**Task to complete**
Copy the records word for word from the start up to and including the line containing "The frame 92 is at (455, 437).". Leave the pictures out of your copy.

— START Given data —

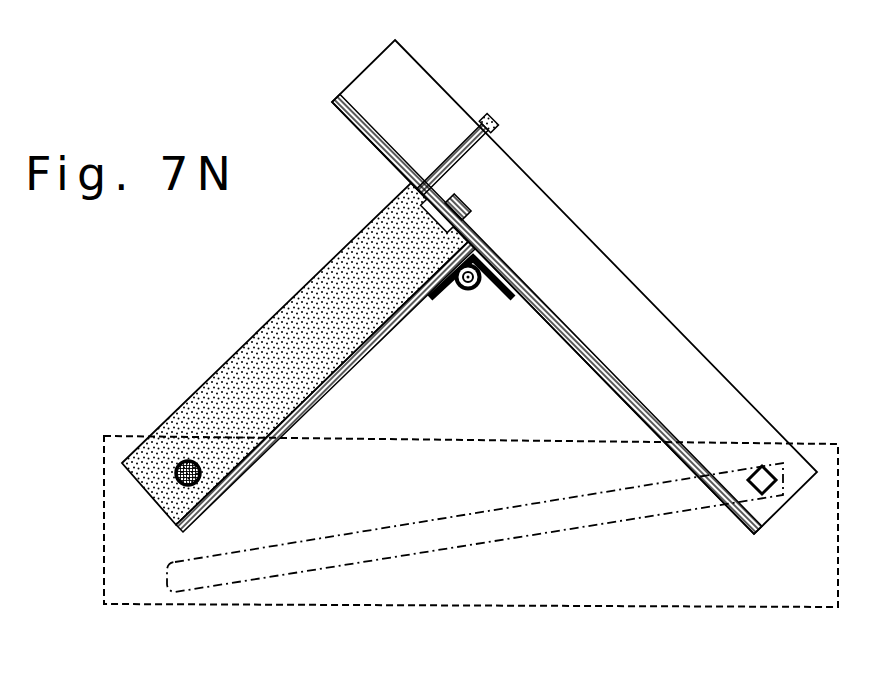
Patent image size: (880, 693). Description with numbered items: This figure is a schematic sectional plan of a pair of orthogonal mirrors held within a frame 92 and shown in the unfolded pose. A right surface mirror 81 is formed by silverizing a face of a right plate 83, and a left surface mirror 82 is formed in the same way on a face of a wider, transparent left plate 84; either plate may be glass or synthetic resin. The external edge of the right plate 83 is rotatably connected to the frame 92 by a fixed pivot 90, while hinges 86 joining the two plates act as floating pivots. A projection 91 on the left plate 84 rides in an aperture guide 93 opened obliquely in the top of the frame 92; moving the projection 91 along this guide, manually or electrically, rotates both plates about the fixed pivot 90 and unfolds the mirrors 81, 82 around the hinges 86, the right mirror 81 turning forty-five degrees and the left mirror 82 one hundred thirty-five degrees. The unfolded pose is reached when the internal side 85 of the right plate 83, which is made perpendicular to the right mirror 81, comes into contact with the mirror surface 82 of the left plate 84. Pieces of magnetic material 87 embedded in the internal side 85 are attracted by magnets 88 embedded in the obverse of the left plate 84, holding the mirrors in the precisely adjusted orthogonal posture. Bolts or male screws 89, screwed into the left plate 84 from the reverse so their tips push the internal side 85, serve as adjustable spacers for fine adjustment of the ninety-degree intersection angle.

The right surface mirror 81 is at (333, 393).
The left surface mirror 82 is at (584, 366).
The right plate 83 is at (295, 354).
The left plate 84 is at (574, 287).
The internal side 85 is at (411, 164).
The hinges 86 is at (471, 291).
The pieces of magnetic material 87 is at (428, 240).
The magnets 88 is at (463, 208).
The bolts or male screws 89 is at (466, 147).
The fixed pivot 90 is at (180, 460).
The projection 91 is at (763, 466).
The frame 92 is at (455, 437).
The aperture guide 93 is at (320, 573).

— END Given data —

**Result of this task**
Patent image size: (880, 693). Description with numbered items: This figure is a schematic sectional plan of a pair of orthogonal mirrors held within a frame 92 and shown in the unfolded pose. A right surface mirror 81 is formed by silverizing a face of a right plate 83, and a left surface mirror 82 is formed in the same way on a face of a wider, transparent left plate 84; either plate may be glass or synthetic resin. The external edge of the right plate 83 is rotatably connected to the frame 92 by a fixed pivot 90, while hinges 86 joining the two plates act as floating pivots. A projection 91 on the left plate 84 rides in an aperture guide 93 opened obliquely in the top of the frame 92; moving the projection 91 along this guide, manually or electrically, rotates both plates about the fixed pivot 90 and unfolds the mirrors 81, 82 around the hinges 86, the right mirror 81 turning forty-five degrees and the left mirror 82 one hundred thirty-five degrees. The unfolded pose is reached when the internal side 85 of the right plate 83, which is made perpendicular to the right mirror 81, comes into contact with the mirror surface 82 of the left plate 84. Pieces of magnetic material 87 embedded in the internal side 85 are attracted by magnets 88 embedded in the obverse of the left plate 84, holding the mirrors in the precisely adjusted orthogonal posture. Bolts or male screws 89, screwed into the left plate 84 from the reverse so their tips push the internal side 85, serve as adjustable spacers for fine adjustment of the ninety-degree intersection angle.

The right surface mirror 81 is at (333, 393).
The left surface mirror 82 is at (584, 366).
The right plate 83 is at (295, 354).
The left plate 84 is at (574, 287).
The internal side 85 is at (411, 164).
The hinges 86 is at (471, 291).
The pieces of magnetic material 87 is at (428, 240).
The magnets 88 is at (463, 208).
The bolts or male screws 89 is at (466, 147).
The fixed pivot 90 is at (180, 460).
The projection 91 is at (763, 466).
The frame 92 is at (455, 437).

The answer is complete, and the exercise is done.